Problem details ▸ Reproduce the listing word for word. Skip any image.
○ ○ ○ ○
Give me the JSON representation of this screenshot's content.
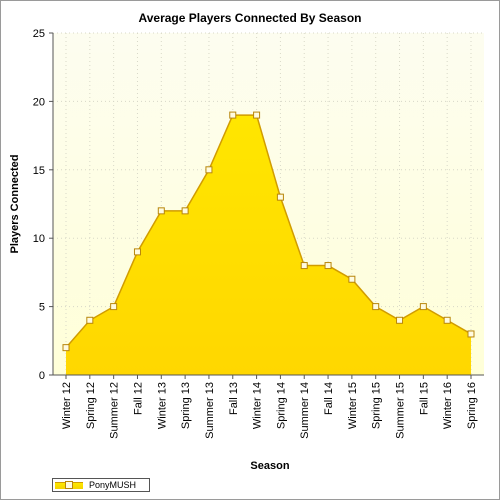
{
  "chart_data": {
    "type": "area",
    "title": "Average Players Connected By Season",
    "xlabel": "Season",
    "ylabel": "Players Connected",
    "ylim": [
      0,
      25
    ],
    "yticks": [
      0,
      5,
      10,
      15,
      20,
      25
    ],
    "grid": true,
    "legend_position": "bottom-left",
    "categories": [
      "Winter 12",
      "Spring 12",
      "Summer 12",
      "Fall 12",
      "Winter 13",
      "Spring 13",
      "Summer 13",
      "Fall 13",
      "Winter 14",
      "Spring 14",
      "Summer 14",
      "Fall 14",
      "Winter 15",
      "Spring 15",
      "Summer 15",
      "Fall 15",
      "Winter 16",
      "Spring 16"
    ],
    "series": [
      {
        "name": "PonyMUSH",
        "values": [
          2,
          4,
          5,
          9,
          12,
          12,
          15,
          19,
          19,
          13,
          8,
          8,
          7,
          5,
          4,
          5,
          4,
          3
        ],
        "color": "#ffe000"
      }
    ]
  },
  "colors": {
    "area_top": "#ffe900",
    "area_bottom": "#ffd800",
    "line": "#d19c00",
    "marker_fill": "#fffbe0",
    "marker_stroke": "#b8860b",
    "plot_bg_top": "#fefef2",
    "plot_bg_bottom": "#ffffe0"
  }
}
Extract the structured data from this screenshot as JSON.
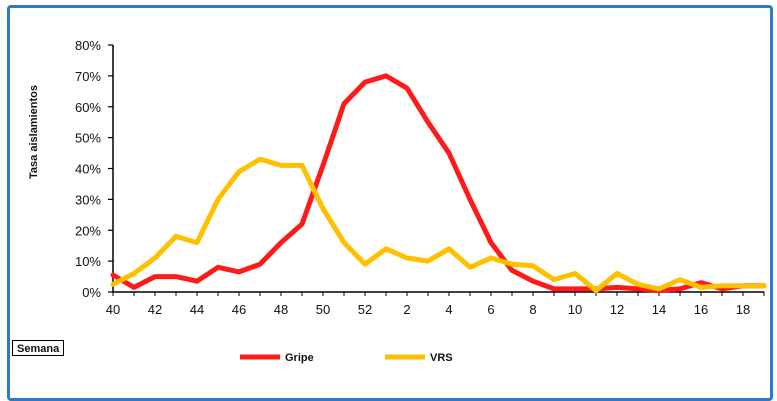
{
  "chart_data": {
    "type": "line",
    "ylabel": "Tasa aislamientos",
    "xlabel": "Semana",
    "y_ticks": [
      "0%",
      "10%",
      "20%",
      "30%",
      "40%",
      "50%",
      "60%",
      "70%",
      "80%"
    ],
    "ylim": [
      0,
      80
    ],
    "x_tick_labels": [
      "40",
      "42",
      "44",
      "46",
      "48",
      "50",
      "52",
      "2",
      "4",
      "6",
      "8",
      "10",
      "12",
      "14",
      "16",
      "18"
    ],
    "x": [
      40,
      41,
      42,
      43,
      44,
      45,
      46,
      47,
      48,
      49,
      50,
      51,
      52,
      1,
      2,
      3,
      4,
      5,
      6,
      7,
      8,
      9,
      10,
      11,
      12,
      13,
      14,
      15,
      16,
      17,
      18,
      19
    ],
    "series": [
      {
        "name": "Gripe",
        "color": "#ff1a1a",
        "values": [
          5.5,
          1.5,
          5,
          5,
          3.5,
          8,
          6.5,
          9,
          16,
          22,
          41,
          61,
          68,
          70,
          66,
          55,
          45,
          30,
          16,
          7,
          3.5,
          1,
          1,
          1,
          1.5,
          1,
          0.5,
          1,
          3,
          1,
          2,
          2
        ]
      },
      {
        "name": "VRS",
        "color": "#ffc000",
        "values": [
          2.5,
          6,
          11,
          18,
          16,
          30,
          39,
          43,
          41,
          41,
          27,
          16,
          9,
          14,
          11,
          10,
          14,
          8,
          11,
          9,
          8.5,
          4,
          6,
          0.5,
          6,
          2.5,
          1,
          4,
          1.5,
          2,
          2,
          2
        ]
      }
    ],
    "legend_position": "bottom-center",
    "grid": false
  }
}
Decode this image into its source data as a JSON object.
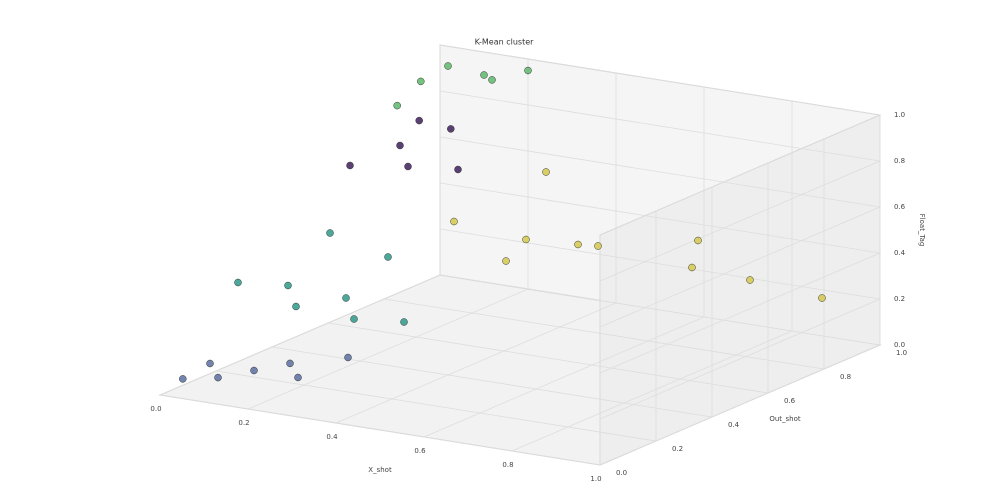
{
  "chart_data": {
    "type": "scatter3d",
    "title": "K-Mean cluster",
    "x_label": "X_shot",
    "y_label": "Out_shot",
    "z_label": "Float_Tag",
    "xlim": [
      0,
      1
    ],
    "ylim": [
      0,
      1
    ],
    "zlim": [
      0,
      1
    ],
    "xticks": [
      {
        "value": 0,
        "label": "0.0"
      },
      {
        "value": 0.2,
        "label": "0.2"
      },
      {
        "value": 0.4,
        "label": "0.4"
      },
      {
        "value": 0.6,
        "label": "0.6"
      },
      {
        "value": 0.8,
        "label": "0.8"
      },
      {
        "value": 1,
        "label": "1.0"
      }
    ],
    "yticks": [
      {
        "value": 0,
        "label": "0.0"
      },
      {
        "value": 0.2,
        "label": "0.2"
      },
      {
        "value": 0.4,
        "label": "0.4"
      },
      {
        "value": 0.6,
        "label": "0.6"
      },
      {
        "value": 0.8,
        "label": "0.8"
      },
      {
        "value": 1,
        "label": "1.0"
      }
    ],
    "zticks": [
      {
        "value": 0,
        "label": "0.0"
      },
      {
        "value": 0.2,
        "label": "0.2"
      },
      {
        "value": 0.4,
        "label": "0.4"
      },
      {
        "value": 0.6,
        "label": "0.6"
      },
      {
        "value": 0.8,
        "label": "0.8"
      },
      {
        "value": 1,
        "label": "1.0"
      }
    ],
    "grid": true,
    "series": [
      {
        "color": "#5a6ea0",
        "x": [
          0.02,
          0.05,
          0.1,
          0.15,
          0.2,
          0.25,
          0.3
        ],
        "y": [
          0.05,
          0.1,
          0.05,
          0.1,
          0.15,
          0.1,
          0.2
        ],
        "z": [
          0.05,
          0.1,
          0.08,
          0.1,
          0.12,
          0.1,
          0.15
        ]
      },
      {
        "color": "#2a9a8a",
        "x": [
          0.05,
          0.1,
          0.15,
          0.2,
          0.25,
          0.3,
          0.1,
          0.2
        ],
        "y": [
          0.2,
          0.3,
          0.25,
          0.35,
          0.3,
          0.4,
          0.45,
          0.5
        ],
        "z": [
          0.4,
          0.35,
          0.3,
          0.3,
          0.25,
          0.2,
          0.5,
          0.4
        ]
      },
      {
        "color": "#3e1f5a",
        "x": [
          0.05,
          0.1,
          0.15,
          0.2,
          0.08,
          0.12
        ],
        "y": [
          0.6,
          0.7,
          0.65,
          0.75,
          0.8,
          0.85
        ],
        "z": [
          0.7,
          0.75,
          0.7,
          0.65,
          0.8,
          0.75
        ]
      },
      {
        "color": "#5cb86a",
        "x": [
          0.02,
          0.05,
          0.1,
          0.15,
          0.2,
          0.03
        ],
        "y": [
          0.9,
          0.95,
          1.0,
          0.95,
          1.0,
          0.8
        ],
        "z": [
          0.9,
          0.95,
          0.9,
          0.92,
          0.95,
          0.85
        ]
      },
      {
        "color": "#d4c84a",
        "x": [
          0.35,
          0.45,
          0.55,
          0.6,
          0.7,
          0.4,
          0.5,
          0.65,
          0.8,
          0.9
        ],
        "y": [
          0.5,
          0.6,
          0.7,
          0.55,
          0.8,
          0.75,
          0.45,
          0.9,
          0.85,
          0.95
        ],
        "z": [
          0.6,
          0.5,
          0.45,
          0.55,
          0.35,
          0.7,
          0.5,
          0.4,
          0.3,
          0.2
        ]
      }
    ]
  }
}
○ ○ ○ ○
Exercise response ▸
Give me the JSON representation of this screenshot's content.
{
  "chart_data": {
    "type": "area",
    "title": "Average Players Connected By Season",
    "xlabel": "Season",
    "ylabel": "Players Connected",
    "ylim": [
      0,
      25
    ],
    "yticks": [
      0,
      5,
      10,
      15,
      20,
      25
    ],
    "grid": true,
    "legend_position": "bottom-left",
    "categories": [
      "Winter 12",
      "Spring 12",
      "Summer 12",
      "Fall 12",
      "Winter 13",
      "Spring 13",
      "Summer 13",
      "Fall 13",
      "Winter 14",
      "Spring 14",
      "Summer 14",
      "Fall 14",
      "Winter 15",
      "Spring 15",
      "Summer 15",
      "Fall 15",
      "Winter 16",
      "Spring 16"
    ],
    "series": [
      {
        "name": "PonyMUSH",
        "values": [
          2,
          4,
          5,
          9,
          12,
          12,
          15,
          19,
          19,
          13,
          8,
          8,
          7,
          5,
          4,
          5,
          4,
          3
        ],
        "color": "#ffe000"
      }
    ]
  },
  "colors": {
    "area_top": "#ffe900",
    "area_bottom": "#ffd800",
    "line": "#d19c00",
    "marker_fill": "#fffbe0",
    "marker_stroke": "#b8860b",
    "plot_bg_top": "#fefef2",
    "plot_bg_bottom": "#ffffe0"
  }
}
Extract the structured data from this screenshot as JSON.
{
  "chart_data": {
    "type": "line",
    "ylabel": "Tasa aislamientos",
    "xlabel": "Semana",
    "y_ticks": [
      "0%",
      "10%",
      "20%",
      "30%",
      "40%",
      "50%",
      "60%",
      "70%",
      "80%"
    ],
    "ylim": [
      0,
      80
    ],
    "x_tick_labels": [
      "40",
      "42",
      "44",
      "46",
      "48",
      "50",
      "52",
      "2",
      "4",
      "6",
      "8",
      "10",
      "12",
      "14",
      "16",
      "18"
    ],
    "x": [
      40,
      41,
      42,
      43,
      44,
      45,
      46,
      47,
      48,
      49,
      50,
      51,
      52,
      1,
      2,
      3,
      4,
      5,
      6,
      7,
      8,
      9,
      10,
      11,
      12,
      13,
      14,
      15,
      16,
      17,
      18,
      19
    ],
    "series": [
      {
        "name": "Gripe",
        "color": "#ff1a1a",
        "values": [
          5.5,
          1.5,
          5,
          5,
          3.5,
          8,
          6.5,
          9,
          16,
          22,
          41,
          61,
          68,
          70,
          66,
          55,
          45,
          30,
          16,
          7,
          3.5,
          1,
          1,
          1,
          1.5,
          1,
          0.5,
          1,
          3,
          1,
          2,
          2
        ]
      },
      {
        "name": "VRS",
        "color": "#ffc000",
        "values": [
          2.5,
          6,
          11,
          18,
          16,
          30,
          39,
          43,
          41,
          41,
          27,
          16,
          9,
          14,
          11,
          10,
          14,
          8,
          11,
          9,
          8.5,
          4,
          6,
          0.5,
          6,
          2.5,
          1,
          4,
          1.5,
          2,
          2,
          2
        ]
      }
    ],
    "legend_position": "bottom-center",
    "grid": false
  }
}
Decode this image into its source data as a JSON object.
{
  "chart_data": {
    "type": "scatter3d",
    "title": "K-Mean cluster",
    "x_label": "X_shot",
    "y_label": "Out_shot",
    "z_label": "Float_Tag",
    "xlim": [
      0,
      1
    ],
    "ylim": [
      0,
      1
    ],
    "zlim": [
      0,
      1
    ],
    "xticks": [
      {
        "value": 0,
        "label": "0.0"
      },
      {
        "value": 0.2,
        "label": "0.2"
      },
      {
        "value": 0.4,
        "label": "0.4"
      },
      {
        "value": 0.6,
        "label": "0.6"
      },
      {
        "value": 0.8,
        "label": "0.8"
      },
      {
        "value": 1,
        "label": "1.0"
      }
    ],
    "yticks": [
      {
        "value": 0,
        "label": "0.0"
      },
      {
        "value": 0.2,
        "label": "0.2"
      },
      {
        "value": 0.4,
        "label": "0.4"
      },
      {
        "value": 0.6,
        "label": "0.6"
      },
      {
        "value": 0.8,
        "label": "0.8"
      },
      {
        "value": 1,
        "label": "1.0"
      }
    ],
    "zticks": [
      {
        "value": 0,
        "label": "0.0"
      },
      {
        "value": 0.2,
        "label": "0.2"
      },
      {
        "value": 0.4,
        "label": "0.4"
      },
      {
        "value": 0.6,
        "label": "0.6"
      },
      {
        "value": 0.8,
        "label": "0.8"
      },
      {
        "value": 1,
        "label": "1.0"
      }
    ],
    "grid": true,
    "series": [
      {
        "color": "#5a6ea0",
        "x": [
          0.02,
          0.05,
          0.1,
          0.15,
          0.2,
          0.25,
          0.3
        ],
        "y": [
          0.05,
          0.1,
          0.05,
          0.1,
          0.15,
          0.1,
          0.2
        ],
        "z": [
          0.05,
          0.1,
          0.08,
          0.1,
          0.12,
          0.1,
          0.15
        ]
      },
      {
        "color": "#2a9a8a",
        "x": [
          0.05,
          0.1,
          0.15,
          0.2,
          0.25,
          0.3,
          0.1,
          0.2
        ],
        "y": [
          0.2,
          0.3,
          0.25,
          0.35,
          0.3,
          0.4,
          0.45,
          0.5
        ],
        "z": [
          0.4,
          0.35,
          0.3,
          0.3,
          0.25,
          0.2,
          0.5,
          0.4
        ]
      },
      {
        "color": "#3e1f5a",
        "x": [
          0.05,
          0.1,
          0.15,
          0.2,
          0.08,
          0.12
        ],
        "y": [
          0.6,
          0.7,
          0.65,
          0.75,
          0.8,
          0.85
        ],
        "z": [
          0.7,
          0.75,
          0.7,
          0.65,
          0.8,
          0.75
        ]
      },
      {
        "color": "#5cb86a",
        "x": [
          0.02,
          0.05,
          0.1,
          0.15,
          0.2,
          0.03
        ],
        "y": [
          0.9,
          0.95,
          1.0,
          0.95,
          1.0,
          0.8
        ],
        "z": [
          0.9,
          0.95,
          0.9,
          0.92,
          0.95,
          0.85
        ]
      },
      {
        "color": "#d4c84a",
        "x": [
          0.35,
          0.45,
          0.55,
          0.6,
          0.7,
          0.4,
          0.5,
          0.65,
          0.8,
          0.9
        ],
        "y": [
          0.5,
          0.6,
          0.7,
          0.55,
          0.8,
          0.75,
          0.45,
          0.9,
          0.85,
          0.95
        ],
        "z": [
          0.6,
          0.5,
          0.45,
          0.55,
          0.35,
          0.7,
          0.5,
          0.4,
          0.3,
          0.2
        ]
      }
    ]
  }
}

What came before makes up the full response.